YOUR GOAL
All of the data that follows should be retyped exactly, please, except the pictures.

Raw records
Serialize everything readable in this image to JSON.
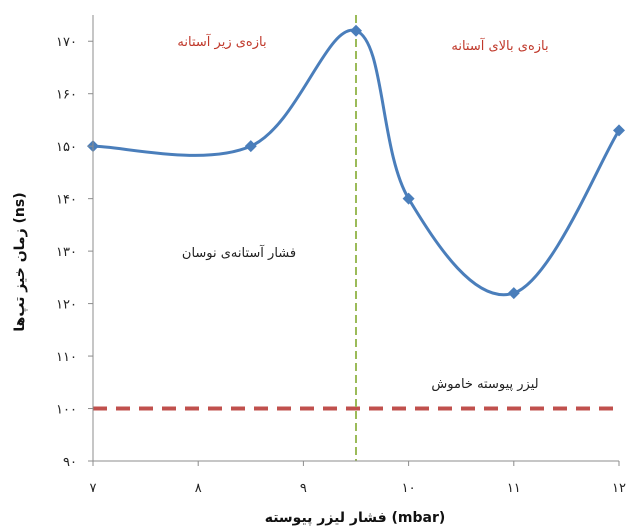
{
  "chart_data": {
    "type": "line",
    "xlabel": "فشار لیزر پیوسته (mbar)",
    "ylabel": "زمان خیز تپ‌ها (ns)",
    "xlim": [
      7,
      12
    ],
    "ylim": [
      90,
      175
    ],
    "x_ticks": [
      7,
      8,
      9,
      10,
      11,
      12
    ],
    "x_tick_labels": [
      "۷",
      "۸",
      "۹",
      "۱۰",
      "۱۱",
      "۱۲"
    ],
    "y_ticks": [
      90,
      100,
      110,
      120,
      130,
      140,
      150,
      160,
      170
    ],
    "y_tick_labels": [
      "۹۰",
      "۱۰۰",
      "۱۱۰",
      "۱۲۰",
      "۱۳۰",
      "۱۴۰",
      "۱۵۰",
      "۱۶۰",
      "۱۷۰"
    ],
    "grid": false,
    "series": [
      {
        "color": "#4a7ebb",
        "marker": "diamond",
        "smooth": true,
        "x": [
          7,
          8.5,
          9.5,
          10,
          11,
          12
        ],
        "y": [
          150,
          150,
          172,
          140,
          122,
          153
        ]
      }
    ],
    "reference_lines": [
      {
        "orientation": "horizontal",
        "value": 100,
        "color": "#c0504d",
        "style": "dashed",
        "label": "لیزر پیوسته خاموش"
      },
      {
        "orientation": "vertical",
        "value": 9.5,
        "color": "#9bbb59",
        "style": "dashed",
        "label": "فشار آستانه‌ی نوسان"
      }
    ],
    "annotations": [
      {
        "text": "بازه‌ی زیر آستانه",
        "color": "#c0392b"
      },
      {
        "text": "بازه‌ی بالای آستانه",
        "color": "#c0392b"
      }
    ]
  }
}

EXERCISE ANSWER
Serialize everything readable in this image to JSON.
{
  "chart_data": {
    "type": "line",
    "xlabel": "فشار لیزر پیوسته (mbar)",
    "ylabel": "زمان خیز تپ‌ها (ns)",
    "xlim": [
      7,
      12
    ],
    "ylim": [
      90,
      175
    ],
    "x_ticks": [
      7,
      8,
      9,
      10,
      11,
      12
    ],
    "x_tick_labels": [
      "۷",
      "۸",
      "۹",
      "۱۰",
      "۱۱",
      "۱۲"
    ],
    "y_ticks": [
      90,
      100,
      110,
      120,
      130,
      140,
      150,
      160,
      170
    ],
    "y_tick_labels": [
      "۹۰",
      "۱۰۰",
      "۱۱۰",
      "۱۲۰",
      "۱۳۰",
      "۱۴۰",
      "۱۵۰",
      "۱۶۰",
      "۱۷۰"
    ],
    "grid": false,
    "series": [
      {
        "color": "#4a7ebb",
        "marker": "diamond",
        "smooth": true,
        "x": [
          7,
          8.5,
          9.5,
          10,
          11,
          12
        ],
        "y": [
          150,
          150,
          172,
          140,
          122,
          153
        ]
      }
    ],
    "reference_lines": [
      {
        "orientation": "horizontal",
        "value": 100,
        "color": "#c0504d",
        "style": "dashed",
        "label": "لیزر پیوسته خاموش"
      },
      {
        "orientation": "vertical",
        "value": 9.5,
        "color": "#9bbb59",
        "style": "dashed",
        "label": "فشار آستانه‌ی نوسان"
      }
    ],
    "annotations": [
      {
        "text": "بازه‌ی زیر آستانه",
        "color": "#c0392b"
      },
      {
        "text": "بازه‌ی بالای آستانه",
        "color": "#c0392b"
      }
    ]
  }
}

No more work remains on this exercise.